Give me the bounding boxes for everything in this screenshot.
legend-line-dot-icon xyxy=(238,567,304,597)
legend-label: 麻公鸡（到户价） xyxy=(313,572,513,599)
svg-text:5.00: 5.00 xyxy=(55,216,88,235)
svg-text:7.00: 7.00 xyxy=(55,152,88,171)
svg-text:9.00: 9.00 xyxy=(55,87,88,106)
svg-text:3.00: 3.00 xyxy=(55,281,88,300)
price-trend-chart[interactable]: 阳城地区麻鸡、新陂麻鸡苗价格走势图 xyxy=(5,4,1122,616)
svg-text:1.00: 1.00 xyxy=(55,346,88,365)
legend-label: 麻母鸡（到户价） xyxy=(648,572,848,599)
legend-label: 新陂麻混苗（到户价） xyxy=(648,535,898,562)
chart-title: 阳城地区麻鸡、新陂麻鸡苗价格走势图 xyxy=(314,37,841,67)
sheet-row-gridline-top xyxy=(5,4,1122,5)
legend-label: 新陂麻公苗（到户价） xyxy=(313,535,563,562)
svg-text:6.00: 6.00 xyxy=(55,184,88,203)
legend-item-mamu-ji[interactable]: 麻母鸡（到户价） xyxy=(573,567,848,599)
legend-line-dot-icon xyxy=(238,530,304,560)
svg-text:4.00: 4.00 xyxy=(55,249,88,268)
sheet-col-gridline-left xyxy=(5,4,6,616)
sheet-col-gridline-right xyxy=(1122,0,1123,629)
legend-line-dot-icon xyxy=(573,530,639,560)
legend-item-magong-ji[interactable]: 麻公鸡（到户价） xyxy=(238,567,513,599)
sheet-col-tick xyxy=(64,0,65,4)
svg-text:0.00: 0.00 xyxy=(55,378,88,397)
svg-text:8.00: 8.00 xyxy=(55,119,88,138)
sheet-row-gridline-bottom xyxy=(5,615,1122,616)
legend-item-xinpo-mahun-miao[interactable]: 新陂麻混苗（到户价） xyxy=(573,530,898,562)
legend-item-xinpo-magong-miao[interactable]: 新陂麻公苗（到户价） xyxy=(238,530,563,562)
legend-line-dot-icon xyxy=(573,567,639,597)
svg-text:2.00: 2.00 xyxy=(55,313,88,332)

▬▬▬

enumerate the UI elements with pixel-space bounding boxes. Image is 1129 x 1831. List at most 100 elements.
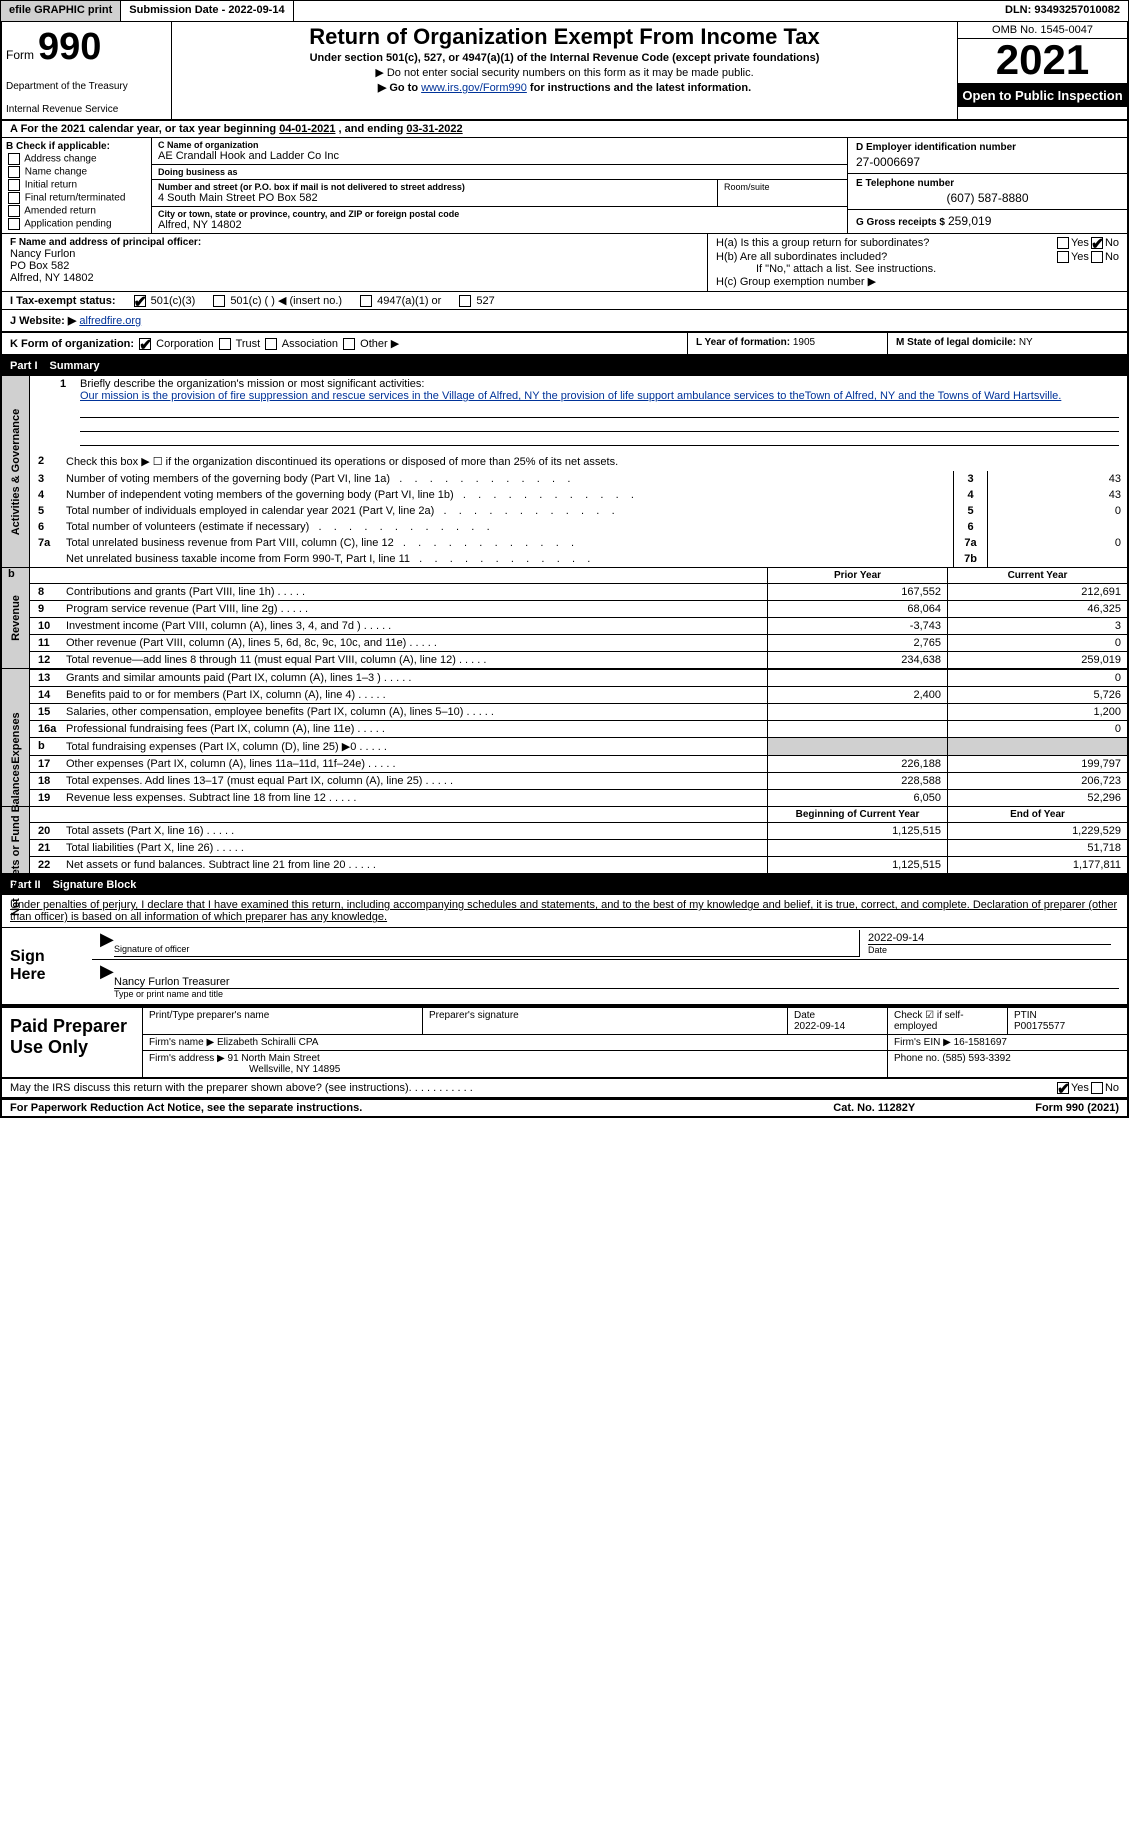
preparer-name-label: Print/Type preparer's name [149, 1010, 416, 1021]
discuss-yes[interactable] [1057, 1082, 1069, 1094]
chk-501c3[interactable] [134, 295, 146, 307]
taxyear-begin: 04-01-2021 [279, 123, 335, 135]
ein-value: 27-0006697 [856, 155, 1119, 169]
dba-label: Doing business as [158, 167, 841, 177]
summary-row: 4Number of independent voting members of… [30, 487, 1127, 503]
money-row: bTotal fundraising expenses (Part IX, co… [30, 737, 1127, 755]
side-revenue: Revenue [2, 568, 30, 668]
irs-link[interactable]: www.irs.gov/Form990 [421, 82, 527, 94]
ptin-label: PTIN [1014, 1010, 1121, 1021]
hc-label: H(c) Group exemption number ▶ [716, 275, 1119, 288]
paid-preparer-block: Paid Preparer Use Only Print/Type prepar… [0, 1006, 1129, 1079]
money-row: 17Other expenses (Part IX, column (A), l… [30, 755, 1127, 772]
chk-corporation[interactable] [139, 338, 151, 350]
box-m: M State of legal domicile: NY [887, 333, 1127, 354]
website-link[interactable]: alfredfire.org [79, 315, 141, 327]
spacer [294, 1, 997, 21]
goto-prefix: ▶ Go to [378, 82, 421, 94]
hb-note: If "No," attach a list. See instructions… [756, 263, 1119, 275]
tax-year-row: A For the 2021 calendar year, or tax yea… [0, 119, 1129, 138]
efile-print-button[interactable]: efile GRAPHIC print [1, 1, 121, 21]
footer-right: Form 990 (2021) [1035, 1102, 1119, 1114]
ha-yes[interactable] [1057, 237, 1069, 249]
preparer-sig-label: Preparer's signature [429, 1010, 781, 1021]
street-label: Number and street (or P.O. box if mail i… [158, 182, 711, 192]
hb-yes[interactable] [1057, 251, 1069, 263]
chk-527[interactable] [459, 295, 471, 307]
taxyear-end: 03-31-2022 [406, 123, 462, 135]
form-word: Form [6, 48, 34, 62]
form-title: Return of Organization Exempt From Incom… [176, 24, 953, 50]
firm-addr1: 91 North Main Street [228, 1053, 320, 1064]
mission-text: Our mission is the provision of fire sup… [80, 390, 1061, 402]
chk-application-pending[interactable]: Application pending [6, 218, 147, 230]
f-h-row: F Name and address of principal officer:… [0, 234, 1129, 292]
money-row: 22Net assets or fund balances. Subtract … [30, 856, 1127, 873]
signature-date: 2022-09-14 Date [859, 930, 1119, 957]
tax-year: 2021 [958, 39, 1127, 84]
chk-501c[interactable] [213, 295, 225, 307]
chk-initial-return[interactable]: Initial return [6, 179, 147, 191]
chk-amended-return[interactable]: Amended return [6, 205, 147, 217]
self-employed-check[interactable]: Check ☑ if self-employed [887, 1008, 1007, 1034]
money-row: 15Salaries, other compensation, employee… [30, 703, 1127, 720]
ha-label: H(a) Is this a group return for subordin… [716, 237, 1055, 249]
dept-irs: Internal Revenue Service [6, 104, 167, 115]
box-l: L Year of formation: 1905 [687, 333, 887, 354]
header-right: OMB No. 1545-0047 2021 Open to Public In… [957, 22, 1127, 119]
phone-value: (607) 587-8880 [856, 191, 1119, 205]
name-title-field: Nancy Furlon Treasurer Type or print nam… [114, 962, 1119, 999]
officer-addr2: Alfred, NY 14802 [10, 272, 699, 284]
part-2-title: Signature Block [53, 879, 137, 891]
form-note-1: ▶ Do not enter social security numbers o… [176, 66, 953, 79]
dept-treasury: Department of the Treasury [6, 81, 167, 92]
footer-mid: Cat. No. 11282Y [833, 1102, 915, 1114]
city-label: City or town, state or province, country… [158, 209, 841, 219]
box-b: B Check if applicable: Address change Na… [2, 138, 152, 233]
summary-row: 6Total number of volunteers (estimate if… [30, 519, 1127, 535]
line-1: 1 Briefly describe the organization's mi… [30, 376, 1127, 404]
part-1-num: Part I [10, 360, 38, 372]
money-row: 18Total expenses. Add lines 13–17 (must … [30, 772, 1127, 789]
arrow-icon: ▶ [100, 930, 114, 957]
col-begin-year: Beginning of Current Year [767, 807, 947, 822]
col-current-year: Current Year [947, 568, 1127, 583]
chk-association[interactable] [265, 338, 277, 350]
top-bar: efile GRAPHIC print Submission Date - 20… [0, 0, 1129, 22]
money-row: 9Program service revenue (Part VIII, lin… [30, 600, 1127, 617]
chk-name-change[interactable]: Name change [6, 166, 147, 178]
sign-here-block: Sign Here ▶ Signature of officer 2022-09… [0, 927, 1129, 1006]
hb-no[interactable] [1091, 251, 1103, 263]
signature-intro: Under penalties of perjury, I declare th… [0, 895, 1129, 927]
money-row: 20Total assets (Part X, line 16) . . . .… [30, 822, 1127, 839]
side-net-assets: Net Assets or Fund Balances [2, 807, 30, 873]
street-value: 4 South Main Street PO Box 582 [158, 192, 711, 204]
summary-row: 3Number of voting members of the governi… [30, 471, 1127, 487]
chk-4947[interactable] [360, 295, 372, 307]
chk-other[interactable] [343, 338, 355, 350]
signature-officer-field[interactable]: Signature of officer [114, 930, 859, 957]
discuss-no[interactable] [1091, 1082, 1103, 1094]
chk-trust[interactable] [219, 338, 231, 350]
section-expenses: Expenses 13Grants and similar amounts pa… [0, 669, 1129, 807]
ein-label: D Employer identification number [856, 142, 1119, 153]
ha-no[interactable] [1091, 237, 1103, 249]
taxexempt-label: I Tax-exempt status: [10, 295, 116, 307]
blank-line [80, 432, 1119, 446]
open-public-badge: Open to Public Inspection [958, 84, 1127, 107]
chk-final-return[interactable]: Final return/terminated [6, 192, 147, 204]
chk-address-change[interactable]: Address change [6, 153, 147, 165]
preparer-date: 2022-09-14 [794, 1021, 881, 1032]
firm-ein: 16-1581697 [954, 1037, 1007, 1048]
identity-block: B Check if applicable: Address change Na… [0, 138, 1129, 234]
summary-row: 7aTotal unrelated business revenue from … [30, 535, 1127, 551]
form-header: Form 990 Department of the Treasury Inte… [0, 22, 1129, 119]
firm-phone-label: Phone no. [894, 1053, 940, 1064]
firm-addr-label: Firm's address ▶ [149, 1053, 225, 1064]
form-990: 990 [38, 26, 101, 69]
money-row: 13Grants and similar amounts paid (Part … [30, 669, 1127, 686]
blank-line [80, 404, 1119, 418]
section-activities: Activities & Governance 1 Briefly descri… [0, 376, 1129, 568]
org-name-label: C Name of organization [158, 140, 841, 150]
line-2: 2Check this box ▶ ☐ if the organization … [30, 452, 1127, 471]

▬▬▬

**To do**
Can you reproduce, character for character, the stretch of entries from the line containing "preparer-name-label: Print/Type preparer's" through the line containing "dba-label: Doing business", including both of those lines?

**Task output**
preparer-name-label: Print/Type preparer's name [149, 1010, 416, 1021]
discuss-yes[interactable] [1057, 1082, 1069, 1094]
chk-501c3[interactable] [134, 295, 146, 307]
taxyear-begin: 04-01-2021 [279, 123, 335, 135]
ein-value: 27-0006697 [856, 155, 1119, 169]
dba-label: Doing business as [158, 167, 841, 177]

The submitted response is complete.